#### [Set task]
Every record that follows should be printed verbatim.

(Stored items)
════════════════

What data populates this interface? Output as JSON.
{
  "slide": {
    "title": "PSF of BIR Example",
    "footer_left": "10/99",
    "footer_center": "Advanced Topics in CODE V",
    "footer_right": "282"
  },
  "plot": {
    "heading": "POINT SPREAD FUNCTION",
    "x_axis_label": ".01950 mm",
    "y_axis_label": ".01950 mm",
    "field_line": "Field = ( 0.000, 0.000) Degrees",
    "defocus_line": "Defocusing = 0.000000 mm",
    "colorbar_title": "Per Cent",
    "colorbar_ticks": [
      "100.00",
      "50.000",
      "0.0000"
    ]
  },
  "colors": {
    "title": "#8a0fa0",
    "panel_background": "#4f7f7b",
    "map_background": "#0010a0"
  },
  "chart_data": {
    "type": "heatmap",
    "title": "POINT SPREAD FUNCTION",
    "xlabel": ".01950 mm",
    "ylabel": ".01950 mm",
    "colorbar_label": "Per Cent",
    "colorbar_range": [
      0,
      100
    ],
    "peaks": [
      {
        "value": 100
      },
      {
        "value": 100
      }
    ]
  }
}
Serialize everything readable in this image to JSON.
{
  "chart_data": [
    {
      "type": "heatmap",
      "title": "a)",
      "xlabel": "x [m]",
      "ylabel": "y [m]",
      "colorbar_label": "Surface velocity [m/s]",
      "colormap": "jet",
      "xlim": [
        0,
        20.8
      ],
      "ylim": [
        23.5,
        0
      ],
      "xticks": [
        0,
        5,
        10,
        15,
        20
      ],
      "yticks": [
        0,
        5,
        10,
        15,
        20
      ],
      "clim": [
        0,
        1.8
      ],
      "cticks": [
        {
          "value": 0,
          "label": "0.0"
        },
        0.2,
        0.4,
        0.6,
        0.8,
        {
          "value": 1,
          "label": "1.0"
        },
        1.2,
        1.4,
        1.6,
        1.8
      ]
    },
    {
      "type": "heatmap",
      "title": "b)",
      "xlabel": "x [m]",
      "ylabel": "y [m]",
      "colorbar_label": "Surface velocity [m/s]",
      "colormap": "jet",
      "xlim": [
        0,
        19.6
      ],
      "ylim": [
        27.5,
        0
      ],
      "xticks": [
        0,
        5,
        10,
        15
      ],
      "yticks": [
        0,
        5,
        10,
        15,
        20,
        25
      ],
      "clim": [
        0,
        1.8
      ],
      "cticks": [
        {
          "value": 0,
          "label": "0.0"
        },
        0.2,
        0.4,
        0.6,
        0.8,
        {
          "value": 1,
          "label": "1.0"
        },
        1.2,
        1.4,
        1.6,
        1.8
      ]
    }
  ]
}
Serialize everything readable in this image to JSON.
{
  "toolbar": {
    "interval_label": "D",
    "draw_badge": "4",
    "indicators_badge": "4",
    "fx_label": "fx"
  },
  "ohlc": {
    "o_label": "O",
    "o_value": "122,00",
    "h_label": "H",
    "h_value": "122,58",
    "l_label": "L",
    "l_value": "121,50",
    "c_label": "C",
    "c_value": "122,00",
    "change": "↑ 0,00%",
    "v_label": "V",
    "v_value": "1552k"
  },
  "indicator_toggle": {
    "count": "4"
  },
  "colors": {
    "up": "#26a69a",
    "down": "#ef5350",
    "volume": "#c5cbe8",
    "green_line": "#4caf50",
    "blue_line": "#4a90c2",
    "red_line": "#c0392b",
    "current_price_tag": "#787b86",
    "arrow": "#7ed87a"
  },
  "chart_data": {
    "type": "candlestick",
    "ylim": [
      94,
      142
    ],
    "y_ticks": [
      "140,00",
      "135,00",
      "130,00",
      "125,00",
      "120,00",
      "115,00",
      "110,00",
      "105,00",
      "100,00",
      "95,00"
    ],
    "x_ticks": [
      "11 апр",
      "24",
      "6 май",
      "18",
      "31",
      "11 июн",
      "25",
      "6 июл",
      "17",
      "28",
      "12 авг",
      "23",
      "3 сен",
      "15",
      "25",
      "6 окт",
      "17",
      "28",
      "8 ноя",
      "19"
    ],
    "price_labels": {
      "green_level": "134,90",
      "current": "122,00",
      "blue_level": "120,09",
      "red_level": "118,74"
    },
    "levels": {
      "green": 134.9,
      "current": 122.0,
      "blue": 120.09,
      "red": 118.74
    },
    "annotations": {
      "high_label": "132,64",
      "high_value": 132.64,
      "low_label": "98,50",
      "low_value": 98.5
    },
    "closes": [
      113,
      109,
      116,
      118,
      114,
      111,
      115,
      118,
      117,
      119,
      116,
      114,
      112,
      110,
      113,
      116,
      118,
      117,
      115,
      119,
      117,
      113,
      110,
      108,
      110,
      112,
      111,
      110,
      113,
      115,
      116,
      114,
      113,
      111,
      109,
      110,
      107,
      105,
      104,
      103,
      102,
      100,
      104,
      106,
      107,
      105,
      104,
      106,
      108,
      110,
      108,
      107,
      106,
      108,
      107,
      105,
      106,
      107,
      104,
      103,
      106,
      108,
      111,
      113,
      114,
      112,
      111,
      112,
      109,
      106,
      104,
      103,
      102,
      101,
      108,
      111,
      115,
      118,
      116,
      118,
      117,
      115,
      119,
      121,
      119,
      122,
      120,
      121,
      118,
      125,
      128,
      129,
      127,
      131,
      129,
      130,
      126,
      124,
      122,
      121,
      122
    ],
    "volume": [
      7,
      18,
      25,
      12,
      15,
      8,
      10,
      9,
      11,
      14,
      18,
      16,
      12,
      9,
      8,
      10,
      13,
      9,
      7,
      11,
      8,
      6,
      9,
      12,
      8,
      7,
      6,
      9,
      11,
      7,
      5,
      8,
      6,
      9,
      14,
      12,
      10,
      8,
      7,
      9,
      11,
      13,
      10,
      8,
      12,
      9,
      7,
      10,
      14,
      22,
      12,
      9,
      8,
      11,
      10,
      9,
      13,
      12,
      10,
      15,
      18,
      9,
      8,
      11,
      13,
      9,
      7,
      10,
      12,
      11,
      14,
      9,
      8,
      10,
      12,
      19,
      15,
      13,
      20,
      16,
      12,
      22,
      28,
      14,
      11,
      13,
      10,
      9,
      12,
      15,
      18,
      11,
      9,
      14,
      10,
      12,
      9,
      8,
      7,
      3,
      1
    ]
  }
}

════════════════

#### [Answer]
What data populates this interface? Output as JSON.
{
  "slide": {
    "title": "PSF of BIR Example",
    "footer_left": "10/99",
    "footer_center": "Advanced Topics in CODE V",
    "footer_right": "282"
  },
  "plot": {
    "heading": "POINT SPREAD FUNCTION",
    "x_axis_label": ".01950 mm",
    "y_axis_label": ".01950 mm",
    "field_line": "Field = ( 0.000, 0.000) Degrees",
    "defocus_line": "Defocusing = 0.000000 mm",
    "colorbar_title": "Per Cent",
    "colorbar_ticks": [
      "100.00",
      "50.000",
      "0.0000"
    ]
  },
  "colors": {
    "title": "#8a0fa0",
    "panel_background": "#4f7f7b",
    "map_background": "#0010a0"
  },
  "chart_data": {
    "type": "heatmap",
    "title": "POINT SPREAD FUNCTION",
    "xlabel": ".01950 mm",
    "ylabel": ".01950 mm",
    "colorbar_label": "Per Cent",
    "colorbar_range": [
      0,
      100
    ],
    "peaks": [
      {
        "value": 100
      },
      {
        "value": 100
      }
    ]
  }
}
Serialize everything readable in this image to JSON.
{
  "chart_data": [
    {
      "type": "heatmap",
      "title": "a)",
      "xlabel": "x [m]",
      "ylabel": "y [m]",
      "colorbar_label": "Surface velocity [m/s]",
      "colormap": "jet",
      "xlim": [
        0,
        20.8
      ],
      "ylim": [
        23.5,
        0
      ],
      "xticks": [
        0,
        5,
        10,
        15,
        20
      ],
      "yticks": [
        0,
        5,
        10,
        15,
        20
      ],
      "clim": [
        0,
        1.8
      ],
      "cticks": [
        {
          "value": 0,
          "label": "0.0"
        },
        0.2,
        0.4,
        0.6,
        0.8,
        {
          "value": 1,
          "label": "1.0"
        },
        1.2,
        1.4,
        1.6,
        1.8
      ]
    },
    {
      "type": "heatmap",
      "title": "b)",
      "xlabel": "x [m]",
      "ylabel": "y [m]",
      "colorbar_label": "Surface velocity [m/s]",
      "colormap": "jet",
      "xlim": [
        0,
        19.6
      ],
      "ylim": [
        27.5,
        0
      ],
      "xticks": [
        0,
        5,
        10,
        15
      ],
      "yticks": [
        0,
        5,
        10,
        15,
        20,
        25
      ],
      "clim": [
        0,
        1.8
      ],
      "cticks": [
        {
          "value": 0,
          "label": "0.0"
        },
        0.2,
        0.4,
        0.6,
        0.8,
        {
          "value": 1,
          "label": "1.0"
        },
        1.2,
        1.4,
        1.6,
        1.8
      ]
    }
  ]
}
Serialize everything readable in this image to JSON.
{
  "toolbar": {
    "interval_label": "D",
    "draw_badge": "4",
    "indicators_badge": "4",
    "fx_label": "fx"
  },
  "ohlc": {
    "o_label": "O",
    "o_value": "122,00",
    "h_label": "H",
    "h_value": "122,58",
    "l_label": "L",
    "l_value": "121,50",
    "c_label": "C",
    "c_value": "122,00",
    "change": "↑ 0,00%",
    "v_label": "V",
    "v_value": "1552k"
  },
  "indicator_toggle": {
    "count": "4"
  },
  "colors": {
    "up": "#26a69a",
    "down": "#ef5350",
    "volume": "#c5cbe8",
    "green_line": "#4caf50",
    "blue_line": "#4a90c2",
    "red_line": "#c0392b",
    "current_price_tag": "#787b86",
    "arrow": "#7ed87a"
  },
  "chart_data": {
    "type": "candlestick",
    "ylim": [
      94,
      142
    ],
    "y_ticks": [
      "140,00",
      "135,00",
      "130,00",
      "125,00",
      "120,00",
      "115,00",
      "110,00",
      "105,00",
      "100,00",
      "95,00"
    ],
    "x_ticks": [
      "11 апр",
      "24",
      "6 май",
      "18",
      "31",
      "11 июн",
      "25",
      "6 июл",
      "17",
      "28",
      "12 авг",
      "23",
      "3 сен",
      "15",
      "25",
      "6 окт",
      "17",
      "28",
      "8 ноя",
      "19"
    ],
    "price_labels": {
      "green_level": "134,90",
      "current": "122,00",
      "blue_level": "120,09",
      "red_level": "118,74"
    },
    "levels": {
      "green": 134.9,
      "current": 122.0,
      "blue": 120.09,
      "red": 118.74
    },
    "annotations": {
      "high_label": "132,64",
      "high_value": 132.64,
      "low_label": "98,50",
      "low_value": 98.5
    },
    "closes": [
      113,
      109,
      116,
      118,
      114,
      111,
      115,
      118,
      117,
      119,
      116,
      114,
      112,
      110,
      113,
      116,
      118,
      117,
      115,
      119,
      117,
      113,
      110,
      108,
      110,
      112,
      111,
      110,
      113,
      115,
      116,
      114,
      113,
      111,
      109,
      110,
      107,
      105,
      104,
      103,
      102,
      100,
      104,
      106,
      107,
      105,
      104,
      106,
      108,
      110,
      108,
      107,
      106,
      108,
      107,
      105,
      106,
      107,
      104,
      103,
      106,
      108,
      111,
      113,
      114,
      112,
      111,
      112,
      109,
      106,
      104,
      103,
      102,
      101,
      108,
      111,
      115,
      118,
      116,
      118,
      117,
      115,
      119,
      121,
      119,
      122,
      120,
      121,
      118,
      125,
      128,
      129,
      127,
      131,
      129,
      130,
      126,
      124,
      122,
      121,
      122
    ],
    "volume": [
      7,
      18,
      25,
      12,
      15,
      8,
      10,
      9,
      11,
      14,
      18,
      16,
      12,
      9,
      8,
      10,
      13,
      9,
      7,
      11,
      8,
      6,
      9,
      12,
      8,
      7,
      6,
      9,
      11,
      7,
      5,
      8,
      6,
      9,
      14,
      12,
      10,
      8,
      7,
      9,
      11,
      13,
      10,
      8,
      12,
      9,
      7,
      10,
      14,
      22,
      12,
      9,
      8,
      11,
      10,
      9,
      13,
      12,
      10,
      15,
      18,
      9,
      8,
      11,
      13,
      9,
      7,
      10,
      12,
      11,
      14,
      9,
      8,
      10,
      12,
      19,
      15,
      13,
      20,
      16,
      12,
      22,
      28,
      14,
      11,
      13,
      10,
      9,
      12,
      15,
      18,
      11,
      9,
      14,
      10,
      12,
      9,
      8,
      7,
      3,
      1
    ]
  }
}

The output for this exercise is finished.